(Stored dataset items)
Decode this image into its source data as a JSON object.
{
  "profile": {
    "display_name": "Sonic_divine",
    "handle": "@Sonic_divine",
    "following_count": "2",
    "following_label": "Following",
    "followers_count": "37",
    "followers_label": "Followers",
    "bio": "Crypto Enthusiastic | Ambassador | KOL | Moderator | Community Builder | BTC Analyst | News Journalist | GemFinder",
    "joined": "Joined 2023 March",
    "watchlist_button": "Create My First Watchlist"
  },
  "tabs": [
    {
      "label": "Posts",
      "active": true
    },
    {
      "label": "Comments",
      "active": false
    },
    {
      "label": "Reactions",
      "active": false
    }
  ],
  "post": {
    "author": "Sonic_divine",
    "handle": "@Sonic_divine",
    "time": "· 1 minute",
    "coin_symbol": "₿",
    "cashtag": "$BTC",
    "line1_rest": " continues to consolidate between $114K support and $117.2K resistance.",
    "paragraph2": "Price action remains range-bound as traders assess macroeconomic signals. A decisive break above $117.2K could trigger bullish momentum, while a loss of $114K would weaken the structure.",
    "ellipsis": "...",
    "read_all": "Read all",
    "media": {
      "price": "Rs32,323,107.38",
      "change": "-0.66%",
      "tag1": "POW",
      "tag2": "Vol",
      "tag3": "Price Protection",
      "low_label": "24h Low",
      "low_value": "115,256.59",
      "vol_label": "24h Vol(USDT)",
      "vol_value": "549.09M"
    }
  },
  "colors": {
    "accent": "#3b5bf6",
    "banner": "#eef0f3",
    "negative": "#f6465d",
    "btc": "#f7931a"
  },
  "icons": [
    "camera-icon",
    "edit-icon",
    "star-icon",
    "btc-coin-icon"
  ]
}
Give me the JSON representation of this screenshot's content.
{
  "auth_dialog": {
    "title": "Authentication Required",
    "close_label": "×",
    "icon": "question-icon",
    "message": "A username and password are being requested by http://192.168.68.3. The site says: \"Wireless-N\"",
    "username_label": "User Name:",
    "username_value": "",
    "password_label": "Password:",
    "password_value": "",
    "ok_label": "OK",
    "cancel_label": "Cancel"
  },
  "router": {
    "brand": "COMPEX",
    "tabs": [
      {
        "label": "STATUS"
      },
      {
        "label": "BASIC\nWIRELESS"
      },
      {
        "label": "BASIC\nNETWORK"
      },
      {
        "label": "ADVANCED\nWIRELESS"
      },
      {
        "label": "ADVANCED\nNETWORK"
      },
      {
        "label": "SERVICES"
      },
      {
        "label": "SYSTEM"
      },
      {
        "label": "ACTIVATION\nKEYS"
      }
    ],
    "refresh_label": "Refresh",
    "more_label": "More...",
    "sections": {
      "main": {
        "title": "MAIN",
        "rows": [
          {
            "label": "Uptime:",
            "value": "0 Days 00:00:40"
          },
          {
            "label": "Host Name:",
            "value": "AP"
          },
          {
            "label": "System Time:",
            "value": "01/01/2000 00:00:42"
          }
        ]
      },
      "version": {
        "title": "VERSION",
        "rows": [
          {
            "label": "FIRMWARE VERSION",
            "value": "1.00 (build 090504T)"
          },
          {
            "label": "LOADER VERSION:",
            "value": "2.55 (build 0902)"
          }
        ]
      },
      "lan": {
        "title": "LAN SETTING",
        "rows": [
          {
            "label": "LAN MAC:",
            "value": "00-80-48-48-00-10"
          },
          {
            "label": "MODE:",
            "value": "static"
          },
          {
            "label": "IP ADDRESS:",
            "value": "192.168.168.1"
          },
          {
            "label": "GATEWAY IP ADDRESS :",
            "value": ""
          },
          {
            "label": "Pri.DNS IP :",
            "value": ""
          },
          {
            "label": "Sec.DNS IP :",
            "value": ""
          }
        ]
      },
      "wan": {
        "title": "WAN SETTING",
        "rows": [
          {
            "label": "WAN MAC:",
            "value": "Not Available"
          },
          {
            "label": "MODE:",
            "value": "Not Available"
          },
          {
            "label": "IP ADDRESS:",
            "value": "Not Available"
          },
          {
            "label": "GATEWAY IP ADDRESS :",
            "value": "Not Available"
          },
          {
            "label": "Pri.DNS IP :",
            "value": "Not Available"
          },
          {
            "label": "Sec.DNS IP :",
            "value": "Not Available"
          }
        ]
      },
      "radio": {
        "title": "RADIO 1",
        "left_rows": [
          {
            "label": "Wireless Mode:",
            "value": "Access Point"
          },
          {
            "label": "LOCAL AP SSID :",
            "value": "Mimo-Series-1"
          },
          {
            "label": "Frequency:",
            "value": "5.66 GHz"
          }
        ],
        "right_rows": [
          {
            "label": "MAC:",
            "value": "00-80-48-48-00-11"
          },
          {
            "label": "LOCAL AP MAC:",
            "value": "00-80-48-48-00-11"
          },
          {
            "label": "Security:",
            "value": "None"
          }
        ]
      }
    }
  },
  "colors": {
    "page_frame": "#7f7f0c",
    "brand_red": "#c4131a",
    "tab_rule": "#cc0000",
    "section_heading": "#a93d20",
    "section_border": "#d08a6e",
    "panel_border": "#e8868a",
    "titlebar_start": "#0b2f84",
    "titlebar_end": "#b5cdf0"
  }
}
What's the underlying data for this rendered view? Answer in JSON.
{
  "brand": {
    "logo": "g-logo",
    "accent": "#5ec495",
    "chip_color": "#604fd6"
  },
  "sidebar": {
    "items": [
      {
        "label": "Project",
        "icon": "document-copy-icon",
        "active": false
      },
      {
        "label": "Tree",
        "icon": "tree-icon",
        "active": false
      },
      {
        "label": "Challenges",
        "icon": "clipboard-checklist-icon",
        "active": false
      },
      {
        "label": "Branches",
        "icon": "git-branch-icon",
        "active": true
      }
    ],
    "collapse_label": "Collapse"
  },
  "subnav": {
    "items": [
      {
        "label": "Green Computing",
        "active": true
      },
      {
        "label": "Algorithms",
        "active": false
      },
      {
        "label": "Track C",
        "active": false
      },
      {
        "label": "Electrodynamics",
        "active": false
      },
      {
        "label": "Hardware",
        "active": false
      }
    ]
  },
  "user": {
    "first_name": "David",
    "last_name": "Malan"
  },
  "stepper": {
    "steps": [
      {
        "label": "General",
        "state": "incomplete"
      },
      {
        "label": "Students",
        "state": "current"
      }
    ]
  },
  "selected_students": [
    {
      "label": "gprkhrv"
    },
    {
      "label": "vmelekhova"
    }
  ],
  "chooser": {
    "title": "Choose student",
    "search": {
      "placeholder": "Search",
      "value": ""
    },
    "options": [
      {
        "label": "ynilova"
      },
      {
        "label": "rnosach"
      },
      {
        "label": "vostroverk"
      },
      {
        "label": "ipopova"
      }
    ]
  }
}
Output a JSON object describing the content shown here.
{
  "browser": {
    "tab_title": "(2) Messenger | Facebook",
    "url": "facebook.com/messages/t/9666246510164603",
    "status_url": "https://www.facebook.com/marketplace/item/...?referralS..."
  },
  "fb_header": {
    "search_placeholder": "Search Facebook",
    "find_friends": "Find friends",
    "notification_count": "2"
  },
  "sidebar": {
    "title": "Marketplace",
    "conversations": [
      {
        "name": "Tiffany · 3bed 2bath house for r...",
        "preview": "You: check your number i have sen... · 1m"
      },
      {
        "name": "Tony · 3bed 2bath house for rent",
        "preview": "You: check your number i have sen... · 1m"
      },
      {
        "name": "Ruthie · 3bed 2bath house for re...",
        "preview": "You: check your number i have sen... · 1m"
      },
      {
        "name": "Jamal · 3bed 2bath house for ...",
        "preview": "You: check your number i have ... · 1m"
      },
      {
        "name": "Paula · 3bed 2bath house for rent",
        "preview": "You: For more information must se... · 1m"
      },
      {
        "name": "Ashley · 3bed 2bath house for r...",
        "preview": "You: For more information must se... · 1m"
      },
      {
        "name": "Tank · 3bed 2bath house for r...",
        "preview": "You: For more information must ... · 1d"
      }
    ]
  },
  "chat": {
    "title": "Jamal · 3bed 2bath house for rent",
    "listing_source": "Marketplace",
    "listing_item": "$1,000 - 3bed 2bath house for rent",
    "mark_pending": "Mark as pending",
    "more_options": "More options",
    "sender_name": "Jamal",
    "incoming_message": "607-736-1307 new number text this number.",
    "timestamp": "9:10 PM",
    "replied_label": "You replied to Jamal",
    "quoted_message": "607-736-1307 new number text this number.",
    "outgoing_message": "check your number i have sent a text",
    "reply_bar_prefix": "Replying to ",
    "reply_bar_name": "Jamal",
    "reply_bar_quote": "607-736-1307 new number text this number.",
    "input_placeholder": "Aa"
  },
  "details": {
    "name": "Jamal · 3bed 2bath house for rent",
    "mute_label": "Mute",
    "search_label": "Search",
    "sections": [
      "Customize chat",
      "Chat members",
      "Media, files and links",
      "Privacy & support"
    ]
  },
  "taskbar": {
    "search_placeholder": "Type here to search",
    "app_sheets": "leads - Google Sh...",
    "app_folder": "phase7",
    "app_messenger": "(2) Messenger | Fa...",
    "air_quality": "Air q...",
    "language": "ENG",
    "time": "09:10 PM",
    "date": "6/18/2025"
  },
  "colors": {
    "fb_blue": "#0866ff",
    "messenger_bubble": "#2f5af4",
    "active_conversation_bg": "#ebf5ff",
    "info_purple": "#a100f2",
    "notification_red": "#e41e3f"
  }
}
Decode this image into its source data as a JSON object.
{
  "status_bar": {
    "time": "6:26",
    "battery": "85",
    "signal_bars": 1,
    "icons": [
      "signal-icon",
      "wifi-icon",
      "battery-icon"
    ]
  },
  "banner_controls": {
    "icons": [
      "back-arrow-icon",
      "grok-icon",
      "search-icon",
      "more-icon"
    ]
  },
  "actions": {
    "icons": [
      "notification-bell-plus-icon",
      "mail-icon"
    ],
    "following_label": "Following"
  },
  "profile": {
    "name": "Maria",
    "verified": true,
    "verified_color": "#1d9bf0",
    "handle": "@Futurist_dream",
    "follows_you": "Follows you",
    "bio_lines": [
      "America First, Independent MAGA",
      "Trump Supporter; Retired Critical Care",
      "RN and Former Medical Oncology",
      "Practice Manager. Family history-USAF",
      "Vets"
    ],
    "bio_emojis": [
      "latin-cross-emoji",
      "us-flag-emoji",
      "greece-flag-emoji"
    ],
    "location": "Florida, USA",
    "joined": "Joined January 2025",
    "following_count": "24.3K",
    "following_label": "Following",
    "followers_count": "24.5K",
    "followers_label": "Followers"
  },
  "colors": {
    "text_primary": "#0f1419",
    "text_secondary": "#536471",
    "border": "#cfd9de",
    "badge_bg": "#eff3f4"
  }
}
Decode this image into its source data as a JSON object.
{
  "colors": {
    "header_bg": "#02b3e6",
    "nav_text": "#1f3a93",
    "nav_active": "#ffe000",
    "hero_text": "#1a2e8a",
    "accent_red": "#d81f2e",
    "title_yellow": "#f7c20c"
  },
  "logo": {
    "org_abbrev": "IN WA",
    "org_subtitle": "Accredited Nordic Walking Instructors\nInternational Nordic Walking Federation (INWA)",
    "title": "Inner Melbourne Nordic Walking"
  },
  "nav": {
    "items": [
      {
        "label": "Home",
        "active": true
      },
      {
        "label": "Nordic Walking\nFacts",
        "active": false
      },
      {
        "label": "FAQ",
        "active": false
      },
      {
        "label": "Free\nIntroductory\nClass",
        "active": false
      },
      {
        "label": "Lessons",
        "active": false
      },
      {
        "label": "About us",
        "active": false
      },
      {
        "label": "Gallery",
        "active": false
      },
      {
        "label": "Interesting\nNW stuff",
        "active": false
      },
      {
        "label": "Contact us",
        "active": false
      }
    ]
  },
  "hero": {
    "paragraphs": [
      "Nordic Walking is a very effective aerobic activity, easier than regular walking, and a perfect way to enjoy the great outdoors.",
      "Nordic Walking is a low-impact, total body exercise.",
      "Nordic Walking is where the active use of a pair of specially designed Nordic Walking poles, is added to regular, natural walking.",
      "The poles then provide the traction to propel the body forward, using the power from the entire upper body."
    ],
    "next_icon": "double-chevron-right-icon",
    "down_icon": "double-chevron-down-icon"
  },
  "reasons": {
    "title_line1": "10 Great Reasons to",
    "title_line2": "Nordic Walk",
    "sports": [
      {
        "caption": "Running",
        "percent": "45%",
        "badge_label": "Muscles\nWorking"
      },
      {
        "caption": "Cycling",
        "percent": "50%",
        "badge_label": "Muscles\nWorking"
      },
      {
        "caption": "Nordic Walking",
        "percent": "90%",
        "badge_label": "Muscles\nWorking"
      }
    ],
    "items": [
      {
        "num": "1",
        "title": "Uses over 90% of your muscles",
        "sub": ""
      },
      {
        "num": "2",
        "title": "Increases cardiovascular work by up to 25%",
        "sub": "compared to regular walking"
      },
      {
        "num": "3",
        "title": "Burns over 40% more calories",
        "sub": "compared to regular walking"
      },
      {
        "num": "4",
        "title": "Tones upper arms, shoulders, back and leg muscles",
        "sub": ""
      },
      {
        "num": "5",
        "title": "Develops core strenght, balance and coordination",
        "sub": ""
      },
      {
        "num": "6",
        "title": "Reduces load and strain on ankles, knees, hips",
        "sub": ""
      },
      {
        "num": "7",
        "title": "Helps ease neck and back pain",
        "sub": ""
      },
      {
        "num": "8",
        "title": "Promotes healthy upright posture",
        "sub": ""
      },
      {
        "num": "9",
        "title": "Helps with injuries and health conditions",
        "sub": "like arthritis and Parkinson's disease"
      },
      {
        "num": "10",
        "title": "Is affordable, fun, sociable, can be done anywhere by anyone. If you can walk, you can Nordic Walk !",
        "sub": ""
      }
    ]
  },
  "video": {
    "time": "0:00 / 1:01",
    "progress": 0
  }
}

▶ **Exercise prompt**:
Find the lines containing "poles" and pull them out.

▶ **Exercise response**:
      "Nordic Walking is where the active use of a pair of specially designed Nordic Walking poles, is added to regular, natural walking.",
      "The poles then provide the traction to propel the body forward, using the power from the entire upper body."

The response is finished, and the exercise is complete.